** Opening DATA SUPPLIED block **
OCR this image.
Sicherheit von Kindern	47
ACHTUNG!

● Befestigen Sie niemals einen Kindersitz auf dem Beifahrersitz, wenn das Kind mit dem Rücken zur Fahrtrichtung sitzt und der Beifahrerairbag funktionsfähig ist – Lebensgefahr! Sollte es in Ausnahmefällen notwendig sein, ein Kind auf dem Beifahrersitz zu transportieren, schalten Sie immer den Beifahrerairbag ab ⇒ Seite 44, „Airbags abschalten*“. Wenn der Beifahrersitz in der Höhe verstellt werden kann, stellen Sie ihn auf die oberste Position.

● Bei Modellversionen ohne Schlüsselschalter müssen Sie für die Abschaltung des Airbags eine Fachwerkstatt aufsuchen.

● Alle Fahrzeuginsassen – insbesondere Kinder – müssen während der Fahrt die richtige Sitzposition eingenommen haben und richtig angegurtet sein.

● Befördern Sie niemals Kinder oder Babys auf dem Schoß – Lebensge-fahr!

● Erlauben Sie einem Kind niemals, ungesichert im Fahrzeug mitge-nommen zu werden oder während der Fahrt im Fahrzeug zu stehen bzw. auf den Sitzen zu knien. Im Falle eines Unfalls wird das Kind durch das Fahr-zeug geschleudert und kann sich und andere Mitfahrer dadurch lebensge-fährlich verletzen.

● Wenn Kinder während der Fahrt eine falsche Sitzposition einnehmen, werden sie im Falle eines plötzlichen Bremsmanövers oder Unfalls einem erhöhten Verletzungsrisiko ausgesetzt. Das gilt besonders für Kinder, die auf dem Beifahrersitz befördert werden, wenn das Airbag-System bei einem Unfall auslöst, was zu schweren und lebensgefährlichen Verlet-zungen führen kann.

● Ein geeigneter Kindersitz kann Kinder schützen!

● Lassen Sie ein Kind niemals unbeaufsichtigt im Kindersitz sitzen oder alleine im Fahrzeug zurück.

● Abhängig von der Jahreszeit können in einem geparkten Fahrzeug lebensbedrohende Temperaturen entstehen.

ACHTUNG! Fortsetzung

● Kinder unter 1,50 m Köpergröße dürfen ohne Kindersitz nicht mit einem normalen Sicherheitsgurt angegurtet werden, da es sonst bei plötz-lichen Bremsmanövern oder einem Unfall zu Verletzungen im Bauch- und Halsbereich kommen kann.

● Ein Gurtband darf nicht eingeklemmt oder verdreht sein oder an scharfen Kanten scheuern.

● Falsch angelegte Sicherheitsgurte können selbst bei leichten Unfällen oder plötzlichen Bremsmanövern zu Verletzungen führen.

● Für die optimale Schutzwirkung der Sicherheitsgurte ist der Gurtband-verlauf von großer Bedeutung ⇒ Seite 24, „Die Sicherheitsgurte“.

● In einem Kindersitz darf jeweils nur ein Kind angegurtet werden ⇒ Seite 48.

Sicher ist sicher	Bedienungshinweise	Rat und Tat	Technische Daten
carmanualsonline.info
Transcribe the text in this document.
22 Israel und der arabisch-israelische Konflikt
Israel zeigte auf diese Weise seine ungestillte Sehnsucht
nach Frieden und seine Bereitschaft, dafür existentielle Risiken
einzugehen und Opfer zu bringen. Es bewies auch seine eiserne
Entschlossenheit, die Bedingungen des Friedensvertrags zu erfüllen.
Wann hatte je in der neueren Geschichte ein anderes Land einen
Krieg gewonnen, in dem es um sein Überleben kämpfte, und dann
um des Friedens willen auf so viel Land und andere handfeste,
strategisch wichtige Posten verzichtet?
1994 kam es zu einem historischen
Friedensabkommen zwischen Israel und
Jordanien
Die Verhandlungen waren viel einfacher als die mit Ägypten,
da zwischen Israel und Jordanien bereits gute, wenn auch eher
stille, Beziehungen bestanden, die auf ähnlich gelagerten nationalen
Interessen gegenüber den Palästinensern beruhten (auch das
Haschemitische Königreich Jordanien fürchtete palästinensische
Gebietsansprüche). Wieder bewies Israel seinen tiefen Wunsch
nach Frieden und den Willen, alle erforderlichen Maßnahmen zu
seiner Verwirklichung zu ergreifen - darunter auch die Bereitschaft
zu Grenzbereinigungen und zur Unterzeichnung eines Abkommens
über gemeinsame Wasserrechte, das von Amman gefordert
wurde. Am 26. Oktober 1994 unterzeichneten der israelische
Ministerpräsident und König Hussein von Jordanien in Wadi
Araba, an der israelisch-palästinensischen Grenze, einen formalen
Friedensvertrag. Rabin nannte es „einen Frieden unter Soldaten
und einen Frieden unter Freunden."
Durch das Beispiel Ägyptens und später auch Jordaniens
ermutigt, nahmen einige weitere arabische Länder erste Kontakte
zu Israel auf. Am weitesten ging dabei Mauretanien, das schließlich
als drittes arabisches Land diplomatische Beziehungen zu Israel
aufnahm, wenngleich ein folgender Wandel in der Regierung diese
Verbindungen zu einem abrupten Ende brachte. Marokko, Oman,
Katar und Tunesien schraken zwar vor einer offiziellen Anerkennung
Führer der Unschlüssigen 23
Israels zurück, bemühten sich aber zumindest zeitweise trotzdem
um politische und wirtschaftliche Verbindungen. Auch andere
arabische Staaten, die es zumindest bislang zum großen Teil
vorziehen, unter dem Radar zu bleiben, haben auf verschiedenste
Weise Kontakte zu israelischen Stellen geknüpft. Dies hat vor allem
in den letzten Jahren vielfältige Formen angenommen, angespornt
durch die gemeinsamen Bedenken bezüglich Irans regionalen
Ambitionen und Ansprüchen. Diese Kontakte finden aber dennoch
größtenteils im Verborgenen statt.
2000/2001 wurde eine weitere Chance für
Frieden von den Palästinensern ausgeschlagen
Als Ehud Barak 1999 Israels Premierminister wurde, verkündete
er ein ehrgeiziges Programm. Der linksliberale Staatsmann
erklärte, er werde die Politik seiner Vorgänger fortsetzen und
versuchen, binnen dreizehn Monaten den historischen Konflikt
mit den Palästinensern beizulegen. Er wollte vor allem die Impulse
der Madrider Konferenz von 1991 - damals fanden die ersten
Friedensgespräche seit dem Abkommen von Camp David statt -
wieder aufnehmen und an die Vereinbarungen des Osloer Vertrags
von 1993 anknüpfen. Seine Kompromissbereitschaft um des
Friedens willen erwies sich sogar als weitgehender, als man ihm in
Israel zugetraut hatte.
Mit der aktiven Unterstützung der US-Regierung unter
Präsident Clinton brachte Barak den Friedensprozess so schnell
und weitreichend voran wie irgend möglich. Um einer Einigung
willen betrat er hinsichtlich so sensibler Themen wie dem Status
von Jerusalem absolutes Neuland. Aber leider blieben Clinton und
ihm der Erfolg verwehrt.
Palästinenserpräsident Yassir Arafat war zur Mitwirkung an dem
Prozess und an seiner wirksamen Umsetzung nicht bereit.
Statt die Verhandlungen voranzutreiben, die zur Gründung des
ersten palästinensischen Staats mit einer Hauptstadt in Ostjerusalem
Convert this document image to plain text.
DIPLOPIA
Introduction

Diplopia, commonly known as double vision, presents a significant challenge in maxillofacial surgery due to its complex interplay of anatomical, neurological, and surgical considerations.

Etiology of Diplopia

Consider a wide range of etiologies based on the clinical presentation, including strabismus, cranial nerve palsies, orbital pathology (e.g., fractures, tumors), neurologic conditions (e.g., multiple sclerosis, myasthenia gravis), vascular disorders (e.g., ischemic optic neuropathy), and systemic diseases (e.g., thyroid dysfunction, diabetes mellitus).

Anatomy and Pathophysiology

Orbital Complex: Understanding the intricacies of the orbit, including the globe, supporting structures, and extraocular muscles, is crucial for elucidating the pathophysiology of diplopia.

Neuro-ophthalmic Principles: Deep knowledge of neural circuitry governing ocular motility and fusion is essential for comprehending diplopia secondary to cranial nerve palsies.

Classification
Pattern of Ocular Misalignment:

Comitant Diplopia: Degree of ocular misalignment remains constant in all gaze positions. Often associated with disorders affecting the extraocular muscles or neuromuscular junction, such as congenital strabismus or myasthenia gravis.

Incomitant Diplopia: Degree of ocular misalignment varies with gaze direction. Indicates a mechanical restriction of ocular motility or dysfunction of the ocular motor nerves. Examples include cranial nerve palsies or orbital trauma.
** Closing DATA SUPPLIED block **
● TASK DIRECTIONS: Copy out the lines beginning at the one that contains "Convert this document image to plain text.". Stop at the final line of the data, and include it.

● RESULT OF THE EXERCISE:
Convert this document image to plain text.
DIPLOPIA
Introduction

Diplopia, commonly known as double vision, presents a significant challenge in maxillofacial surgery due to its complex interplay of anatomical, neurological, and surgical considerations.

Etiology of Diplopia

Consider a wide range of etiologies based on the clinical presentation, including strabismus, cranial nerve palsies, orbital pathology (e.g., fractures, tumors), neurologic conditions (e.g., multiple sclerosis, myasthenia gravis), vascular disorders (e.g., ischemic optic neuropathy), and systemic diseases (e.g., thyroid dysfunction, diabetes mellitus).

Anatomy and Pathophysiology

Orbital Complex: Understanding the intricacies of the orbit, including the globe, supporting structures, and extraocular muscles, is crucial for elucidating the pathophysiology of diplopia.

Neuro-ophthalmic Principles: Deep knowledge of neural circuitry governing ocular motility and fusion is essential for comprehending diplopia secondary to cranial nerve palsies.

Classification
Pattern of Ocular Misalignment:

Comitant Diplopia: Degree of ocular misalignment remains constant in all gaze positions. Often associated with disorders affecting the extraocular muscles or neuromuscular junction, such as congenital strabismus or myasthenia gravis.

Incomitant Diplopia: Degree of ocular misalignment varies with gaze direction. Indicates a mechanical restriction of ocular motility or dysfunction of the ocular motor nerves. Examples include cranial nerve palsies or orbital trauma.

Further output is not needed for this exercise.